Text passage:
== == ==

In May 1976, Honda Motor Co debuted an economy car a grade up from the Civic, and this mid-size Accord model has been a successful mainstay in the Honda stable for many years. The first generation model was available either as a 3-door hatchback or 4-door sedan. The engine options at the time were a 1.6L inline 4 and a 1.8L four. Both the Japanese and American Accords were assembled in Sayama, Japan.
Model year 1982 saw the introduction of the second generation model. This was the first generation USDM Accord to be built in Marysville, Ohio. In Japan, the second gen’s debut coincided with the debut of the similar Honda Vigor. Dimensionally, this model changed as well: exterior length was down by 40 mm to 4410 mm, versus the first gen’s 4450. Many of Honda’s models employed “CVCC” technology in their engines, as did the Accord. But 1984 saw an introduction of electronic fuel injection (EFI) to the Japanese Accord lineup. The American EFI version came in 1985.
The third generation Accord debuted for 1986, and this generation saw the introduction of the 2-door coupe. In Japan, there were several different versions of the Accord: CA1 (with the 1.8L A18A), CA2 (with the 1.8L B18A), CA3 (with the 2.0L B20A), and the ’87-up CA5 with the 2.0L A20A. American and Canadian versions ranged from BA, CA5, and CA6. The CA6 was the 1988 Accord Coupe, similar to (or same as) Japan’s ’88 CA6 coupe. The North American VINs for the Accord actually started either with “JHM” or “1HG”, denoting “American Honda Motor”. Some ’87 to ’88 models started with “2HG”. For example, the first 6 digits of the VIN of a 1988 Accord coupe would go something like “JHMCA6” or “1HGCA6”.
September 1989 saw the debut of the CB series Accord in Japan. This prompted the 1990 model Accord in North America. For this generation, a station wagon was introduced, and the 3-door hatchback was discontinued. The engine lineup included four inline-4s. They were the 1.8L F18A, and three F-series’s, F20A (SOHC), F20A (DOHC) and F22A (SOHC).
1992 saw a refresh to the Accord model. Notable cosmetic changes included a restyled front splitter (front bumper), conversion to amber turn signals on the front, and restyled tail-lights. This refresh would last until the end of the model’s run in 1993.

== == ==

Data section:
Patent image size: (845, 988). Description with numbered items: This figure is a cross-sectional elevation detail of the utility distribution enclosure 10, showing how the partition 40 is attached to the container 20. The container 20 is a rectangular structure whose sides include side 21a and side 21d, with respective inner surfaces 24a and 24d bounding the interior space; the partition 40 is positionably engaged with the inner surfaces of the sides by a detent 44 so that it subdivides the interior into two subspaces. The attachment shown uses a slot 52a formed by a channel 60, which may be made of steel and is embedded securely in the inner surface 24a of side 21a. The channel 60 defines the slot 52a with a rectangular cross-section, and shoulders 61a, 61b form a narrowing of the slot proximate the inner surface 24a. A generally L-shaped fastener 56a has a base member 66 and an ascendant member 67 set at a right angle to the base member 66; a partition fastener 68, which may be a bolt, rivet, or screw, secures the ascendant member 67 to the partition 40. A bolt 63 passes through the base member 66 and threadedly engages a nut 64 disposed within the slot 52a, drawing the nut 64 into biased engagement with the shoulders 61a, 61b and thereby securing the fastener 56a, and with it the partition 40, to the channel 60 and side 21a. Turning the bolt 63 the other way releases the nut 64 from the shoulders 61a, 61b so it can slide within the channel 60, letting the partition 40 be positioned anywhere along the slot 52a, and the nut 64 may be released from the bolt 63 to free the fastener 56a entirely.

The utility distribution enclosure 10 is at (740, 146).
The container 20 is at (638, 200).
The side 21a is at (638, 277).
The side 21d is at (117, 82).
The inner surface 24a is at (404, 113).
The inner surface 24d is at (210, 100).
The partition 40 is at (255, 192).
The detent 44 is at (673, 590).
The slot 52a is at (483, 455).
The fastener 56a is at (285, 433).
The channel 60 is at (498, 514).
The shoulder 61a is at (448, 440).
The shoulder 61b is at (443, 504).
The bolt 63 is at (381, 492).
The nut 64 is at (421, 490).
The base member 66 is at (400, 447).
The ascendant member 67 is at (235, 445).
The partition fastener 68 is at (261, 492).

== == ==

What to do:
1. In the Accord history text, what led to the 1990 model Accord in North America?
2. Which lines in the entries contain the string "fastener", with case counting? Pick out each of those lines and copy it in full.

Per-task outputs:
1. It was prompted by the debut of the CB series Accord in Japan in September 1989.

2.
Patent image size: (845, 988). Description with numbered items: This figure is a cross-sectional elevation detail of the utility distribution enclosure 10, showing how the partition 40 is attached to the container 20. The container 20 is a rectangular structure whose sides include side 21a and side 21d, with respective inner surfaces 24a and 24d bounding the interior space; the partition 40 is positionably engaged with the inner surfaces of the sides by a detent 44 so that it subdivides the interior into two subspaces. The attachment shown uses a slot 52a formed by a channel 60, which may be made of steel and is embedded securely in the inner surface 24a of side 21a. The channel 60 defines the slot 52a with a rectangular cross-section, and shoulders 61a, 61b form a narrowing of the slot proximate the inner surface 24a. A generally L-shaped fastener 56a has a base member 66 and an ascendant member 67 set at a right angle to the base member 66; a partition fastener 68, which may be a bolt, rivet, or screw, secures the ascendant member 67 to the partition 40. A bolt 63 passes through the base member 66 and threadedly engages a nut 64 disposed within the slot 52a, drawing the nut 64 into biased engagement with the shoulders 61a, 61b and thereby securing the fastener 56a, and with it the partition 40, to the channel 60 and side 21a. Turning the bolt 63 the other way releases the nut 64 from the shoulders 61a, 61b so it can slide within the channel 60, letting the partition 40 be positioned anywhere along the slot 52a, and the nut 64 may be released from the bolt 63 to free the fastener 56a entirely.
The fastener 56a is at (285, 433).
The partition fastener 68 is at (261, 492).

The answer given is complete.